__Set problem__. Please retype every one of the following items line for line, with no changes.

(Stored items)
[start]

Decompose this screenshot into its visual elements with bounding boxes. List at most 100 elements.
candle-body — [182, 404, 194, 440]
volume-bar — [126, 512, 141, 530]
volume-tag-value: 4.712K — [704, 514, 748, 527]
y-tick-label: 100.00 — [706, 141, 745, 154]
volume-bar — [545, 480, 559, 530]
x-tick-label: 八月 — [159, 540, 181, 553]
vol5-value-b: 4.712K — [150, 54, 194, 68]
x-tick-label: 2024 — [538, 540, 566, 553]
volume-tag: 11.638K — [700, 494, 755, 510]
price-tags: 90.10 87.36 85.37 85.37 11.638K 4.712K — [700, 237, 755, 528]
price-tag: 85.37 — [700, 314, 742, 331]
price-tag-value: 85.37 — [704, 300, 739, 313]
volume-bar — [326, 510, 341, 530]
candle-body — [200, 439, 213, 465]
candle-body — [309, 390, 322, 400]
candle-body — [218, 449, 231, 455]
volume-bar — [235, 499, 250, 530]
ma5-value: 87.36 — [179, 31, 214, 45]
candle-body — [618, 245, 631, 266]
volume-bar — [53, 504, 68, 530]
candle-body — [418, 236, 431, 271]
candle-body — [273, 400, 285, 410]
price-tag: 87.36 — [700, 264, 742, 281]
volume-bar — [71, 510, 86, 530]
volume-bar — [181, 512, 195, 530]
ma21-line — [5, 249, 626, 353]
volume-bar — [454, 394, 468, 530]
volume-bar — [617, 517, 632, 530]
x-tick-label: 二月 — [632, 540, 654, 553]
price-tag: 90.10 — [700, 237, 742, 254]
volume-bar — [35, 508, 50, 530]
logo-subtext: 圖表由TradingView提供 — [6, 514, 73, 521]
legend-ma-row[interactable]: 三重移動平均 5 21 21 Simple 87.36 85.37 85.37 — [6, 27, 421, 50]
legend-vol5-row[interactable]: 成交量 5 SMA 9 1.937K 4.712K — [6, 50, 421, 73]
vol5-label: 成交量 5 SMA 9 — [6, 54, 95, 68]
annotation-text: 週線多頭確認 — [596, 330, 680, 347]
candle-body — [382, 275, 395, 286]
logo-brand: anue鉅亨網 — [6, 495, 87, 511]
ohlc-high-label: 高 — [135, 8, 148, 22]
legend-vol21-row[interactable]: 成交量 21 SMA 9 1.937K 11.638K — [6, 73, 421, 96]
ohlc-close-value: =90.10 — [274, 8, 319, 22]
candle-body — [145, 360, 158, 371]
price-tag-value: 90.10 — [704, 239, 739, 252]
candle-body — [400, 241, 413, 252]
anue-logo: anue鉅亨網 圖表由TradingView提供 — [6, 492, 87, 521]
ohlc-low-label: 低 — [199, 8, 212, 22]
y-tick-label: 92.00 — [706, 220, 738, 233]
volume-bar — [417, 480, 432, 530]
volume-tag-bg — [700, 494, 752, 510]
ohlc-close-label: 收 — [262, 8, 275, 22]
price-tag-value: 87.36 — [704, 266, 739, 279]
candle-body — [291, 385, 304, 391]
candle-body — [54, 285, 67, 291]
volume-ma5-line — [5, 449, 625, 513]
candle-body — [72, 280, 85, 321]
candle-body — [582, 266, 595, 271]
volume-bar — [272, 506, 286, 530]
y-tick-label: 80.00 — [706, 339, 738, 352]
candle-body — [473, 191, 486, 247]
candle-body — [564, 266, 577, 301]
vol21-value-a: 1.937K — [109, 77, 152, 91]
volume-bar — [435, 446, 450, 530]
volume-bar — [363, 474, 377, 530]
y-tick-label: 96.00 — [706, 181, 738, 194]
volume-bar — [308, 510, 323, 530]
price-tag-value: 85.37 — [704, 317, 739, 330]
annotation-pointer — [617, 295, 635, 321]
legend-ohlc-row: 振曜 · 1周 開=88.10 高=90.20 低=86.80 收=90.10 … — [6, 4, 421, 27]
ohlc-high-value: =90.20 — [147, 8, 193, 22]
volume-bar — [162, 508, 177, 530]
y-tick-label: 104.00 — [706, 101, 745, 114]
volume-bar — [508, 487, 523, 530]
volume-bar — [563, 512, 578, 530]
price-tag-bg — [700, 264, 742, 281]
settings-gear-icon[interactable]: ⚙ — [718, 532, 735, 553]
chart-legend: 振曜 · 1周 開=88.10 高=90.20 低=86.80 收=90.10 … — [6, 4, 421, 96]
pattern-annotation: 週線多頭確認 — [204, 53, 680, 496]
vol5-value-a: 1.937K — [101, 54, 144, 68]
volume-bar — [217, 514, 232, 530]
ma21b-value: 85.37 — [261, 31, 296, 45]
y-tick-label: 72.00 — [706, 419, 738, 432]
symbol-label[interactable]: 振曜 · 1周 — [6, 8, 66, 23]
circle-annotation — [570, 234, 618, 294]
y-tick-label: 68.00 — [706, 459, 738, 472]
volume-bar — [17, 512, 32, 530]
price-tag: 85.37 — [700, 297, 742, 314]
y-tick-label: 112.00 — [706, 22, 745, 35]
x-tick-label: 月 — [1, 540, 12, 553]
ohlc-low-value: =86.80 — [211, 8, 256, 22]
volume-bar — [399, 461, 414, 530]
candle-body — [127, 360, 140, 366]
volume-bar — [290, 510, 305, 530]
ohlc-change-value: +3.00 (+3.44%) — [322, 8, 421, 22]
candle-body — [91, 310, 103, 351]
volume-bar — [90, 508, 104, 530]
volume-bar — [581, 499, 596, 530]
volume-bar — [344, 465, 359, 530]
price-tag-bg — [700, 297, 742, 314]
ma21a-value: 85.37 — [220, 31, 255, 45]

[end]

__Exercise answer__.
Decompose this screenshot into its visual elements with bounding boxes. List at most 100 elements.
candle-body — [182, 404, 194, 440]
volume-bar — [126, 512, 141, 530]
volume-tag-value: 4.712K — [704, 514, 748, 527]
y-tick-label: 100.00 — [706, 141, 745, 154]
volume-bar — [545, 480, 559, 530]
x-tick-label: 八月 — [159, 540, 181, 553]
vol5-value-b: 4.712K — [150, 54, 194, 68]
x-tick-label: 2024 — [538, 540, 566, 553]
volume-tag: 11.638K — [700, 494, 755, 510]
price-tags: 90.10 87.36 85.37 85.37 11.638K 4.712K — [700, 237, 755, 528]
price-tag: 85.37 — [700, 314, 742, 331]
price-tag-value: 85.37 — [704, 300, 739, 313]
volume-bar — [326, 510, 341, 530]
candle-body — [200, 439, 213, 465]
candle-body — [309, 390, 322, 400]
candle-body — [218, 449, 231, 455]
volume-bar — [235, 499, 250, 530]
ma5-value: 87.36 — [179, 31, 214, 45]
candle-body — [618, 245, 631, 266]
volume-bar — [53, 504, 68, 530]
candle-body — [418, 236, 431, 271]
candle-body — [273, 400, 285, 410]
price-tag: 87.36 — [700, 264, 742, 281]
volume-bar — [71, 510, 86, 530]
volume-bar — [181, 512, 195, 530]
ma21-line — [5, 249, 626, 353]
volume-bar — [454, 394, 468, 530]
volume-bar — [617, 517, 632, 530]
x-tick-label: 二月 — [632, 540, 654, 553]
price-tag: 90.10 — [700, 237, 742, 254]
volume-bar — [35, 508, 50, 530]
logo-subtext: 圖表由TradingView提供 — [6, 514, 73, 521]
legend-ma-row[interactable]: 三重移動平均 5 21 21 Simple 87.36 85.37 85.37 — [6, 27, 421, 50]
legend-vol5-row[interactable]: 成交量 5 SMA 9 1.937K 4.712K — [6, 50, 421, 73]
vol5-label: 成交量 5 SMA 9 — [6, 54, 95, 68]
annotation-text: 週線多頭確認 — [596, 330, 680, 347]
candle-body — [382, 275, 395, 286]
logo-brand: anue鉅亨網 — [6, 495, 87, 511]
ohlc-high-label: 高 — [135, 8, 148, 22]
legend-vol21-row[interactable]: 成交量 21 SMA 9 1.937K 11.638K — [6, 73, 421, 96]
ohlc-close-value: =90.10 — [274, 8, 319, 22]
candle-body — [145, 360, 158, 371]
price-tag-value: 90.10 — [704, 239, 739, 252]
candle-body — [400, 241, 413, 252]
anue-logo: anue鉅亨網 圖表由TradingView提供 — [6, 492, 87, 521]
ohlc-low-label: 低 — [199, 8, 212, 22]
y-tick-label: 92.00 — [706, 220, 738, 233]
volume-bar — [417, 480, 432, 530]
volume-tag-bg — [700, 494, 752, 510]
ohlc-close-label: 收 — [262, 8, 275, 22]
price-tag-value: 87.36 — [704, 266, 739, 279]
candle-body — [291, 385, 304, 391]
candle-body — [54, 285, 67, 291]
volume-ma5-line — [5, 449, 625, 513]
candle-body — [72, 280, 85, 321]
candle-body — [582, 266, 595, 271]
volume-bar — [272, 506, 286, 530]
y-tick-label: 80.00 — [706, 339, 738, 352]
candle-body — [473, 191, 486, 247]
candle-body — [564, 266, 577, 301]
vol21-value-a: 1.937K — [109, 77, 152, 91]
volume-bar — [435, 446, 450, 530]
volume-bar — [363, 474, 377, 530]
y-tick-label: 96.00 — [706, 181, 738, 194]
volume-bar — [308, 510, 323, 530]
price-tag-value: 85.37 — [704, 317, 739, 330]
annotation-pointer — [617, 295, 635, 321]
legend-ohlc-row: 振曜 · 1周 開=88.10 高=90.20 低=86.80 收=90.10 … — [6, 4, 421, 27]
ohlc-high-value: =90.20 — [147, 8, 193, 22]
volume-bar — [162, 508, 177, 530]
y-tick-label: 104.00 — [706, 101, 745, 114]
volume-bar — [508, 487, 523, 530]
volume-bar — [563, 512, 578, 530]
price-tag-bg — [700, 264, 742, 281]
settings-gear-icon[interactable]: ⚙ — [718, 532, 735, 553]
chart-legend: 振曜 · 1周 開=88.10 高=90.20 低=86.80 收=90.10 … — [6, 4, 421, 96]
pattern-annotation: 週線多頭確認 — [204, 53, 680, 496]
vol5-value-a: 1.937K — [101, 54, 144, 68]
volume-bar — [217, 514, 232, 530]
ma21b-value: 85.37 — [261, 31, 296, 45]
y-tick-label: 72.00 — [706, 419, 738, 432]
symbol-label[interactable]: 振曜 · 1周 — [6, 8, 66, 23]
circle-annotation — [570, 234, 618, 294]
y-tick-label: 68.00 — [706, 459, 738, 472]
volume-bar — [17, 512, 32, 530]
price-tag: 85.37 — [700, 297, 742, 314]
y-tick-label: 112.00 — [706, 22, 745, 35]
x-tick-label: 月 — [1, 540, 12, 553]
ohlc-low-value: =86.80 — [211, 8, 256, 22]
volume-bar — [399, 461, 414, 530]
candle-body — [127, 360, 140, 366]
volume-bar — [290, 510, 305, 530]
ohlc-change-value: +3.00 (+3.44%) — [322, 8, 421, 22]
candle-body — [91, 310, 103, 351]
volume-bar — [90, 508, 104, 530]
volume-bar — [581, 499, 596, 530]
volume-bar — [344, 465, 359, 530]
price-tag-bg — [700, 297, 742, 314]
ma21a-value: 85.37 — [220, 31, 255, 45]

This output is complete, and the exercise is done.